(Rows from a layout dataset)
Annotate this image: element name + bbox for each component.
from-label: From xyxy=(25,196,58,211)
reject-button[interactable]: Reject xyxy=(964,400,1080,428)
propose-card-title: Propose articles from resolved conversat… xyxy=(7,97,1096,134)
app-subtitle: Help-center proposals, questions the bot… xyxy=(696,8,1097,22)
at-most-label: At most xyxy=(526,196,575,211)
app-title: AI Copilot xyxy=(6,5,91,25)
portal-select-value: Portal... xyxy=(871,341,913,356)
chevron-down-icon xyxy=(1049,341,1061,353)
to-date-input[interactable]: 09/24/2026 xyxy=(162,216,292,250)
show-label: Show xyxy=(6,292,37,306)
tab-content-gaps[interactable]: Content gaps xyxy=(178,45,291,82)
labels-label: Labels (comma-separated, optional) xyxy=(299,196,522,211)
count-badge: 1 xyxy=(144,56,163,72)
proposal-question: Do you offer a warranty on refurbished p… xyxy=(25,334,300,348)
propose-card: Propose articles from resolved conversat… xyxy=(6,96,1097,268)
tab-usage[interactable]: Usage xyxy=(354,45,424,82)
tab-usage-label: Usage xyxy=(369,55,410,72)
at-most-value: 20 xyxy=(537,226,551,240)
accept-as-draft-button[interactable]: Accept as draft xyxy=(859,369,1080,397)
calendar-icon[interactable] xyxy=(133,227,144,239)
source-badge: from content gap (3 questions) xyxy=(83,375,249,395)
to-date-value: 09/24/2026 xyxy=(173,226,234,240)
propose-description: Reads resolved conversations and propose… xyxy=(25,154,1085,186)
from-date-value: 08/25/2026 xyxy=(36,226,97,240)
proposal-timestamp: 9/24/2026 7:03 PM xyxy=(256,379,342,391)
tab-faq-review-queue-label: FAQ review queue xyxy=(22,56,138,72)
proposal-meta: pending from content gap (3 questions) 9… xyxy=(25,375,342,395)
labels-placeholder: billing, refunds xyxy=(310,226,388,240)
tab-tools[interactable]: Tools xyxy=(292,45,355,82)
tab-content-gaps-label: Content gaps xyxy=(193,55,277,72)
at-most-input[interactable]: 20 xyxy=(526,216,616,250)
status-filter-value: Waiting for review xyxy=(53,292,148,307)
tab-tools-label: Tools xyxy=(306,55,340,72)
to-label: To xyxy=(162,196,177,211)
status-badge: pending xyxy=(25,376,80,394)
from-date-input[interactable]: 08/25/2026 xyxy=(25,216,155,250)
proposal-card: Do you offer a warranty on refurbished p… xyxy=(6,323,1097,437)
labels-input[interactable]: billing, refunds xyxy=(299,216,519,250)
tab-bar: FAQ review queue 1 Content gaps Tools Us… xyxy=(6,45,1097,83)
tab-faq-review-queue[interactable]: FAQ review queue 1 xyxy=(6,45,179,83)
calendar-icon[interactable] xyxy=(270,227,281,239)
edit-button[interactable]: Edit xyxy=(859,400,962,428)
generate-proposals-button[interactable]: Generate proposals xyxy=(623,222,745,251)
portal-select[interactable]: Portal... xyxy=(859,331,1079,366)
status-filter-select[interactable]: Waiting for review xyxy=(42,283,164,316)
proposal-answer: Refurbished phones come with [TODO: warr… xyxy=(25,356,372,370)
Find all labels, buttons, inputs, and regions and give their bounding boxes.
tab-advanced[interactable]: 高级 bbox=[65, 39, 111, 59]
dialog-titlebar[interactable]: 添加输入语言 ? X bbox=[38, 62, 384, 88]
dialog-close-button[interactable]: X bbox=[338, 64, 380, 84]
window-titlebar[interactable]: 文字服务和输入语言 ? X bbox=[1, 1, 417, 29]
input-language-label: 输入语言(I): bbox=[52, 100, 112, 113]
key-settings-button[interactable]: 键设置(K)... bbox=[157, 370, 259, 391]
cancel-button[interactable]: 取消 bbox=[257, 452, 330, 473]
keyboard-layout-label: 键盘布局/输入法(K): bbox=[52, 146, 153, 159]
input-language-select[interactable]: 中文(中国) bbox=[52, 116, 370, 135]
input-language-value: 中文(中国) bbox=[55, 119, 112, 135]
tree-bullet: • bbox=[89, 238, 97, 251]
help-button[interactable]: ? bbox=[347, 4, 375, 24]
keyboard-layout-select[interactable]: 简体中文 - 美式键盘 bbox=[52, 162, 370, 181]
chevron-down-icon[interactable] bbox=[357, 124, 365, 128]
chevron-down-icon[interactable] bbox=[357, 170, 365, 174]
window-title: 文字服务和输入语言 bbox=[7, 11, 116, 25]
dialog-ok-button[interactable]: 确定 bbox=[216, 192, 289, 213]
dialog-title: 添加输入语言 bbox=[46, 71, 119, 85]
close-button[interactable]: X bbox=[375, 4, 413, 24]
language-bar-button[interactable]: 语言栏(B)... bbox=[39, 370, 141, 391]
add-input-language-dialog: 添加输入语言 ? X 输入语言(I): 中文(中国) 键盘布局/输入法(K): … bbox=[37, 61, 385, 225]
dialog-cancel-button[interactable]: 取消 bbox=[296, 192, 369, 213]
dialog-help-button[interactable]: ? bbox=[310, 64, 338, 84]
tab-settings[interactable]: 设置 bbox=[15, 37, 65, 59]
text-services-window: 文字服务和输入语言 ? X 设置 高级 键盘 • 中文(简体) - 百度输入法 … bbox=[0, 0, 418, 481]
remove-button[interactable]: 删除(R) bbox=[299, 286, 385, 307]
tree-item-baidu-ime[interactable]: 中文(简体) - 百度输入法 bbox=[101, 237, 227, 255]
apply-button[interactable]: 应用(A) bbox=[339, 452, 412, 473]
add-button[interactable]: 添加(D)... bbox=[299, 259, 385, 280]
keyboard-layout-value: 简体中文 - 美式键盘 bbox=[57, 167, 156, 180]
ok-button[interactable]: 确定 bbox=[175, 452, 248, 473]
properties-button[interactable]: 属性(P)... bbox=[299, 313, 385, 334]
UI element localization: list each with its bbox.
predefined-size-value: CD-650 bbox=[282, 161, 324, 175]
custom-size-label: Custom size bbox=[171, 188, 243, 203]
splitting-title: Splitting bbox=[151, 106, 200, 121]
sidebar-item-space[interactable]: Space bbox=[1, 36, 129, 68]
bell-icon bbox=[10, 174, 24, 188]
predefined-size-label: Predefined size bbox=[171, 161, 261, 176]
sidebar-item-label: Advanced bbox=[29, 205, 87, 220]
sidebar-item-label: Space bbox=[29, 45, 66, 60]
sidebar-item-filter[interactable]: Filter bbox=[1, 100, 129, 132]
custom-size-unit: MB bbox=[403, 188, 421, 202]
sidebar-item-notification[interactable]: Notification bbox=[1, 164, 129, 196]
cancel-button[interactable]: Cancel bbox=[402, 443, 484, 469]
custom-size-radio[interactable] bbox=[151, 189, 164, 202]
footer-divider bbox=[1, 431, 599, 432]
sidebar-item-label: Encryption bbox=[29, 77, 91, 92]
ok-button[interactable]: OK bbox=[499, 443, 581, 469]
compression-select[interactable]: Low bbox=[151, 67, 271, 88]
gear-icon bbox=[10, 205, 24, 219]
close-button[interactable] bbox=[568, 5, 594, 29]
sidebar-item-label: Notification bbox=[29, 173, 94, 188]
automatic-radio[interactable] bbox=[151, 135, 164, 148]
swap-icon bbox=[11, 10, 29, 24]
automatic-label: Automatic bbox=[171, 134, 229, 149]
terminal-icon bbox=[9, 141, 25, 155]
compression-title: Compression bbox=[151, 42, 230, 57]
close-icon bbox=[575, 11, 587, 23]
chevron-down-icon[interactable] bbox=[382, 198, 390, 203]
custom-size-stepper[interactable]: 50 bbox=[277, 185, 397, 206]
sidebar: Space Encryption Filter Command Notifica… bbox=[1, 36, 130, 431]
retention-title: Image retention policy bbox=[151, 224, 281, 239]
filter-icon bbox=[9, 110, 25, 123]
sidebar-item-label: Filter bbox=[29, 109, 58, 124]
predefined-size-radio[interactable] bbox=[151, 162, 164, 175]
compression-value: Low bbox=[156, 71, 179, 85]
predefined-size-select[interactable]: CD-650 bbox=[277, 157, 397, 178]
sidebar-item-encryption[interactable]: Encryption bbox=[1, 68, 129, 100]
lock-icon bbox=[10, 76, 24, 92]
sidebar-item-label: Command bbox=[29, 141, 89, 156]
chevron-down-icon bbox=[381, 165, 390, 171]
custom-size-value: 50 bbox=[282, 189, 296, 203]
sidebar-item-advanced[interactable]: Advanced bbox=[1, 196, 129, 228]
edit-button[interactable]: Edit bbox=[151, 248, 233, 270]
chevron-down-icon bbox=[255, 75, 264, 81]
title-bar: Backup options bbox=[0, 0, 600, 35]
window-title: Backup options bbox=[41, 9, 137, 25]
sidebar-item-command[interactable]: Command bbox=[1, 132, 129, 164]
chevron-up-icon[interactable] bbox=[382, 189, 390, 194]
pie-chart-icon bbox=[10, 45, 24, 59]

* * *

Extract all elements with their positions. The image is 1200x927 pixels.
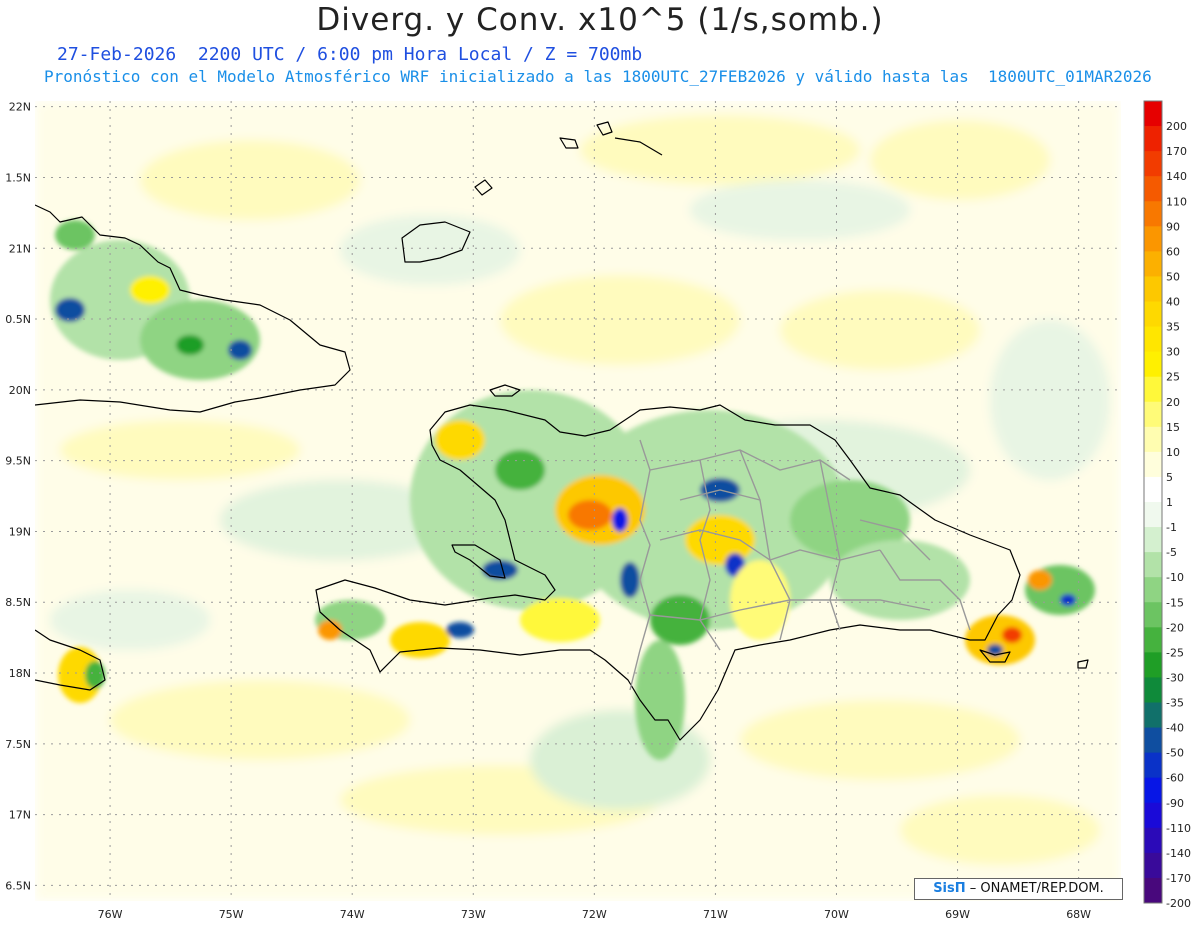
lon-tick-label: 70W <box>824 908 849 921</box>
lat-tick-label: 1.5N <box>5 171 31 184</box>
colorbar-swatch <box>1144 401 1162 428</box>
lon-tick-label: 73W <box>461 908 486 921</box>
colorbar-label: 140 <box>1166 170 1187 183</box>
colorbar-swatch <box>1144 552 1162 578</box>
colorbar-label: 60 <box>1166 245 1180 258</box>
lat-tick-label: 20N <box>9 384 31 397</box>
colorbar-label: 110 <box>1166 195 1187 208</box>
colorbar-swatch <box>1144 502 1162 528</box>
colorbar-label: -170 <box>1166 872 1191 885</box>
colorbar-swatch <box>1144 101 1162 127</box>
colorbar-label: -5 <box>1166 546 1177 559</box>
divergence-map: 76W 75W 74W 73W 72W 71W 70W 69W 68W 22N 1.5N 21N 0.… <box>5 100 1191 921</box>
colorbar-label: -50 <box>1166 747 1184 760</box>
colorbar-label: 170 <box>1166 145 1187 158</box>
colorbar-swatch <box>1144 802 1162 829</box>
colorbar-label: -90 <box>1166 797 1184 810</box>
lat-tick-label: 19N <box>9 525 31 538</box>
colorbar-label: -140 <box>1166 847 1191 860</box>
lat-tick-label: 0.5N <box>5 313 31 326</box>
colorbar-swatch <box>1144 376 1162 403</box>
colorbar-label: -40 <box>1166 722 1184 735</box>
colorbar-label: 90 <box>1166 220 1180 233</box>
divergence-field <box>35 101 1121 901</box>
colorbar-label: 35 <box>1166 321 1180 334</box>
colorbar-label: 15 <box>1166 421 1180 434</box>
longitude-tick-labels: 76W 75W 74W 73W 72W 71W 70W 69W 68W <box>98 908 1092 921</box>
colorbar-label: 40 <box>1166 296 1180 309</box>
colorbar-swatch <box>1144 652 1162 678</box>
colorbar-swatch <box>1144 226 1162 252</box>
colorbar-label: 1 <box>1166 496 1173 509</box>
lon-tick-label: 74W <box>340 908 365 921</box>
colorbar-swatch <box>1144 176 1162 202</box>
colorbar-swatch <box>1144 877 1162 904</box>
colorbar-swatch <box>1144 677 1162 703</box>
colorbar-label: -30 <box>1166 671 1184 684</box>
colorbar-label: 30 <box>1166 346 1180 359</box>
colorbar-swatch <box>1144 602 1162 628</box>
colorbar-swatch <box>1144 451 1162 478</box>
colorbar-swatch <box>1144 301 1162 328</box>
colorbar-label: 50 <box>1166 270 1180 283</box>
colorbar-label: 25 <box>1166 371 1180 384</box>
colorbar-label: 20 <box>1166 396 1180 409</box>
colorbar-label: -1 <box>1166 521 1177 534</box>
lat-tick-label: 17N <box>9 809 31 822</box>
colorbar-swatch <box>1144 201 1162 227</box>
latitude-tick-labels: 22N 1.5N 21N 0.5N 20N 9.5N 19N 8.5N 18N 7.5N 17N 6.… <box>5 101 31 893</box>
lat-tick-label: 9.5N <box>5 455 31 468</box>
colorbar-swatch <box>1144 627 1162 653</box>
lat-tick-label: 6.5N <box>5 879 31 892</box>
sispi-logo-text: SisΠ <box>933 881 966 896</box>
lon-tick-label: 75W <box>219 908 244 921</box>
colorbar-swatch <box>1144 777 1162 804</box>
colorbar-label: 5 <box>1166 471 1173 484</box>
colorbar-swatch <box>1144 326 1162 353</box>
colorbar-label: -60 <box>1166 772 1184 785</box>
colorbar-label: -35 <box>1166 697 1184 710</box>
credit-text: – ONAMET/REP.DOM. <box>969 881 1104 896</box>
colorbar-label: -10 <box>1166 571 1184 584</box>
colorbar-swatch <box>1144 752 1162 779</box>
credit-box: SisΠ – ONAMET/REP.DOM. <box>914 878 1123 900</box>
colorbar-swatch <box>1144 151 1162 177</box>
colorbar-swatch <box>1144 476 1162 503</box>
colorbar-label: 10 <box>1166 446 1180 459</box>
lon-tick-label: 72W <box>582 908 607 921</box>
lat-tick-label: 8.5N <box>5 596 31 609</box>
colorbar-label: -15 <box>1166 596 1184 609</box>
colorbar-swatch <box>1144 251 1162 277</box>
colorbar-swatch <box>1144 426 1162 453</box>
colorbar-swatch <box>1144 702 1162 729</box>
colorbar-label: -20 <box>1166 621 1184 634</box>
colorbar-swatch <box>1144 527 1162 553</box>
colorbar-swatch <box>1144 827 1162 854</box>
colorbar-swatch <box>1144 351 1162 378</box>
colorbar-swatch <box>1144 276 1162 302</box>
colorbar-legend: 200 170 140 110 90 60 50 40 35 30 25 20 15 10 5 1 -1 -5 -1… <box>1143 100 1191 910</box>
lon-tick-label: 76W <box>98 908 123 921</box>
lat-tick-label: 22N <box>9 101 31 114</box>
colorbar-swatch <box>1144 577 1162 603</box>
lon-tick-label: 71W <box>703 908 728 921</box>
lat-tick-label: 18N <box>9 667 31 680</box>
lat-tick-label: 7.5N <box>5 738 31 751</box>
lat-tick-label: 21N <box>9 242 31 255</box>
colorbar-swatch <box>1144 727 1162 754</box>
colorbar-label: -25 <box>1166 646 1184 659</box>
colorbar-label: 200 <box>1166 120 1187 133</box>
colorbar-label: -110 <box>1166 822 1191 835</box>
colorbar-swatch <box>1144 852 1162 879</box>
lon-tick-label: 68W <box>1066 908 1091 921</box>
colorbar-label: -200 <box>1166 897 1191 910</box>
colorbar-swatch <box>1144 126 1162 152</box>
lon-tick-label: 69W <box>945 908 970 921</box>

==

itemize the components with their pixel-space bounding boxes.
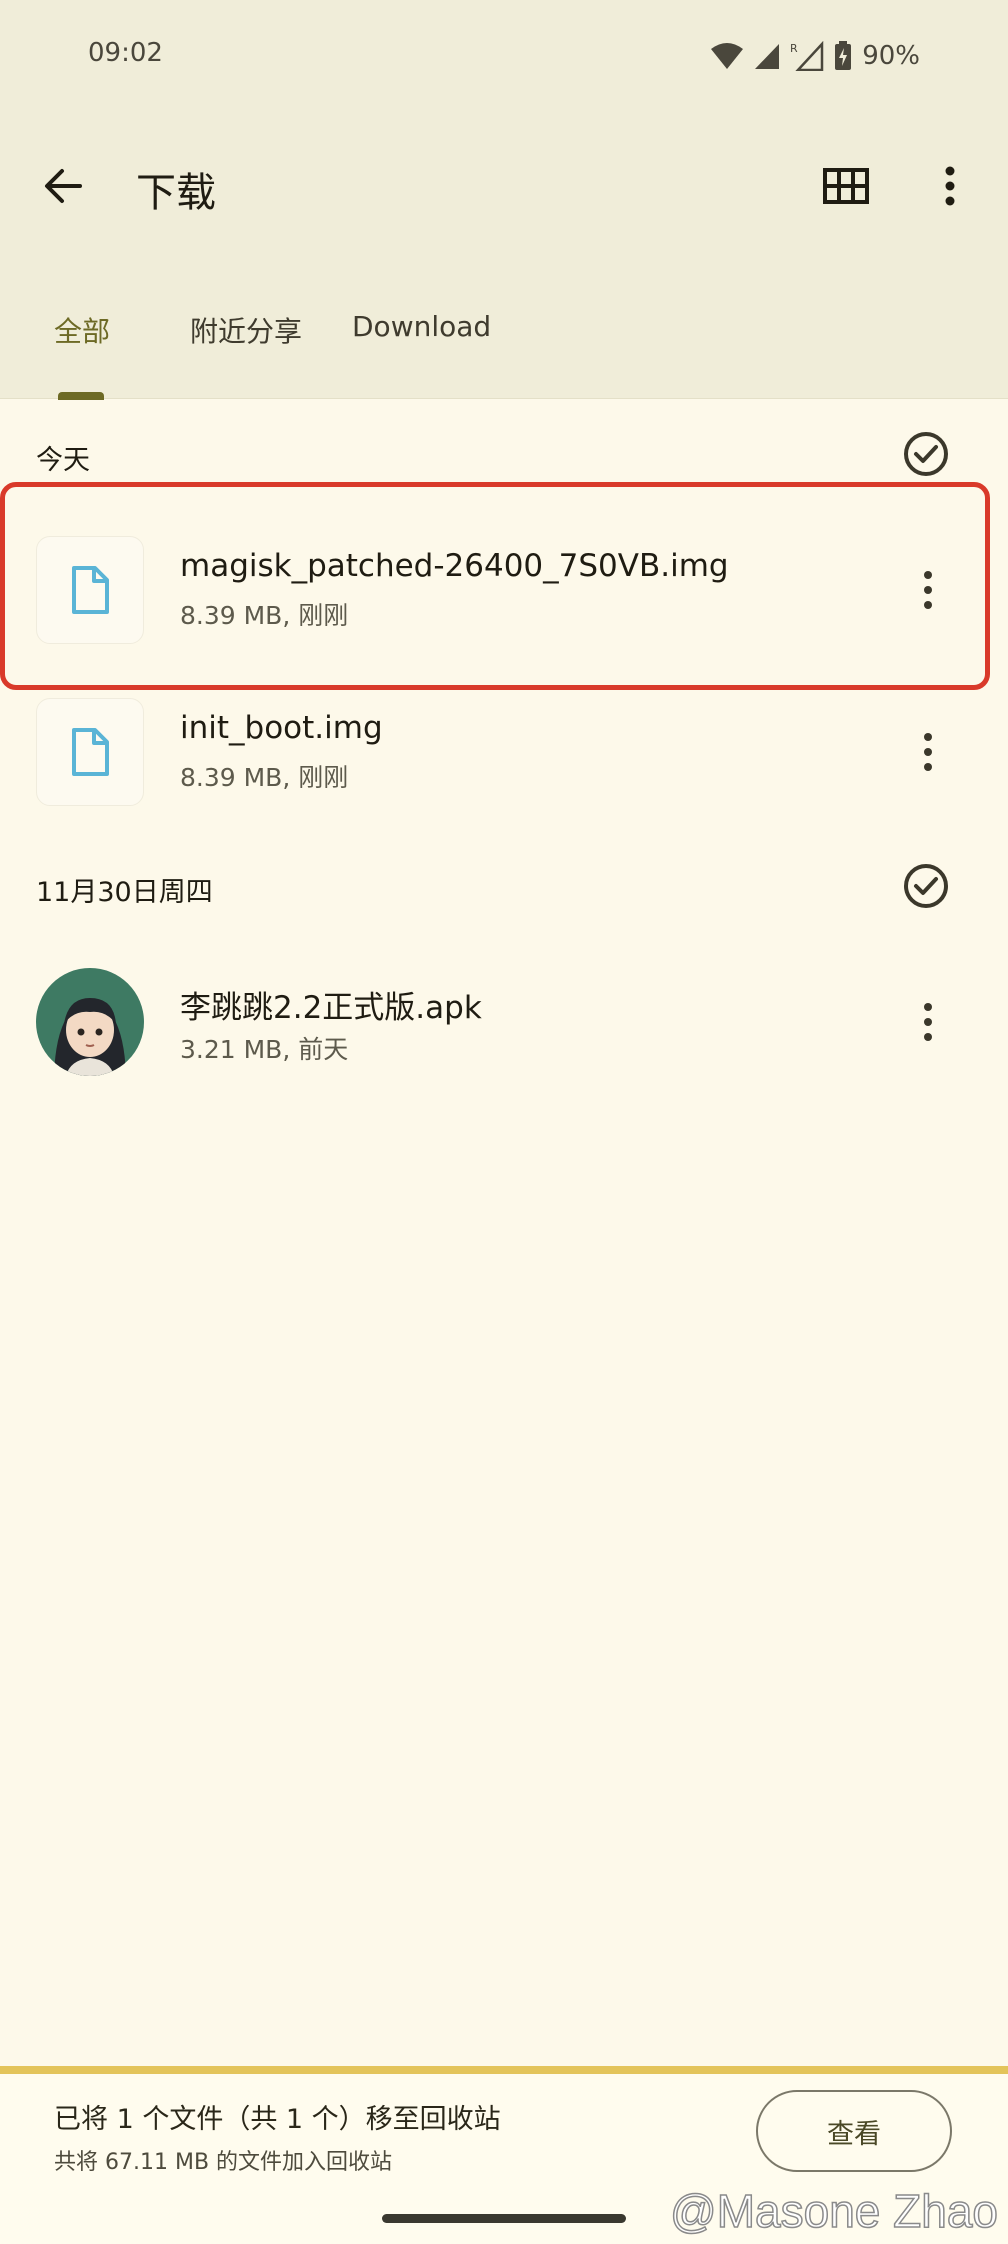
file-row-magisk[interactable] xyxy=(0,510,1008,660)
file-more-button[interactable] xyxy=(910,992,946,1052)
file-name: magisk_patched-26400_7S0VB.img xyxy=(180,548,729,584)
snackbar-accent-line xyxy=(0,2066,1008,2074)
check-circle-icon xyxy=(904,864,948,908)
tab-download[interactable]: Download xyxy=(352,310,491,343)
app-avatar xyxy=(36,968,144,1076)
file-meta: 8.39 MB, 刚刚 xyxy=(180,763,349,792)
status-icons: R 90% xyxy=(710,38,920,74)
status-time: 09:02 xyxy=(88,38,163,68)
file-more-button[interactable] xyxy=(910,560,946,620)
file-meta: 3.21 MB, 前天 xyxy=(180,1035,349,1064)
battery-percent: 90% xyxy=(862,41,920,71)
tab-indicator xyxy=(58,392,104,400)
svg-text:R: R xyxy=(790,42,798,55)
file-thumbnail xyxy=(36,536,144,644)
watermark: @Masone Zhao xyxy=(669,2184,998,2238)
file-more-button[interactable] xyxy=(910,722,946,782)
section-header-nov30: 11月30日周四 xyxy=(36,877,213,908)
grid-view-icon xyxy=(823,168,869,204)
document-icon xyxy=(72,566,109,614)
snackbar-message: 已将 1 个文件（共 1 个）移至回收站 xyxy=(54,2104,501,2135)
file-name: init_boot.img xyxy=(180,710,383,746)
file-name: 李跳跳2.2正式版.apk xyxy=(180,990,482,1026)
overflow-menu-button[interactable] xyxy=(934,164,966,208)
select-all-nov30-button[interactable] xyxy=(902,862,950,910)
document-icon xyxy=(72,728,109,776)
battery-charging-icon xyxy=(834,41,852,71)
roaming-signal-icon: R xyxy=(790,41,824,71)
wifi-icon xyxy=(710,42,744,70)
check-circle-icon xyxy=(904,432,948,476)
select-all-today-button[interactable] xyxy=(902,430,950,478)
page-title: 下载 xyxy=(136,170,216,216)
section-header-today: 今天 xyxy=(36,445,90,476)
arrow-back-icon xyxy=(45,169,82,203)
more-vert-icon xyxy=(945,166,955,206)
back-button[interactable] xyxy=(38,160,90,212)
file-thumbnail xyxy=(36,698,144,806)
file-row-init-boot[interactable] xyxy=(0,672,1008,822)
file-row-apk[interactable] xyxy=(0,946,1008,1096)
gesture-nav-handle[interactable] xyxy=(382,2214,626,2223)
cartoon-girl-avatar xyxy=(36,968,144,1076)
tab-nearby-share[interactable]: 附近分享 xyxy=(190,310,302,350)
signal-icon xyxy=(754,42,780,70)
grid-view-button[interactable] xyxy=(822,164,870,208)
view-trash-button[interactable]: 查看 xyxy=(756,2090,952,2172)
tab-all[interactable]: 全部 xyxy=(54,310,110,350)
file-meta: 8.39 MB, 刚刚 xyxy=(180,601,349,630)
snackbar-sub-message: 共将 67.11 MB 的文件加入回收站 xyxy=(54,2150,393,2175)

#### Aim:
Return, without alteration, the data lines beginning at the line that contains "Annotate this image: element" and ending after the line that contains "app-subtitle: Help-center proposals, questions", with both of those lines included.

#### Written reply:
Annotate this image: element name + bbox for each component.
from-label: From xyxy=(25,196,58,211)
reject-button[interactable]: Reject xyxy=(964,400,1080,428)
propose-card-title: Propose articles from resolved conversat… xyxy=(7,97,1096,134)
app-subtitle: Help-center proposals, questions the bot… xyxy=(696,8,1097,22)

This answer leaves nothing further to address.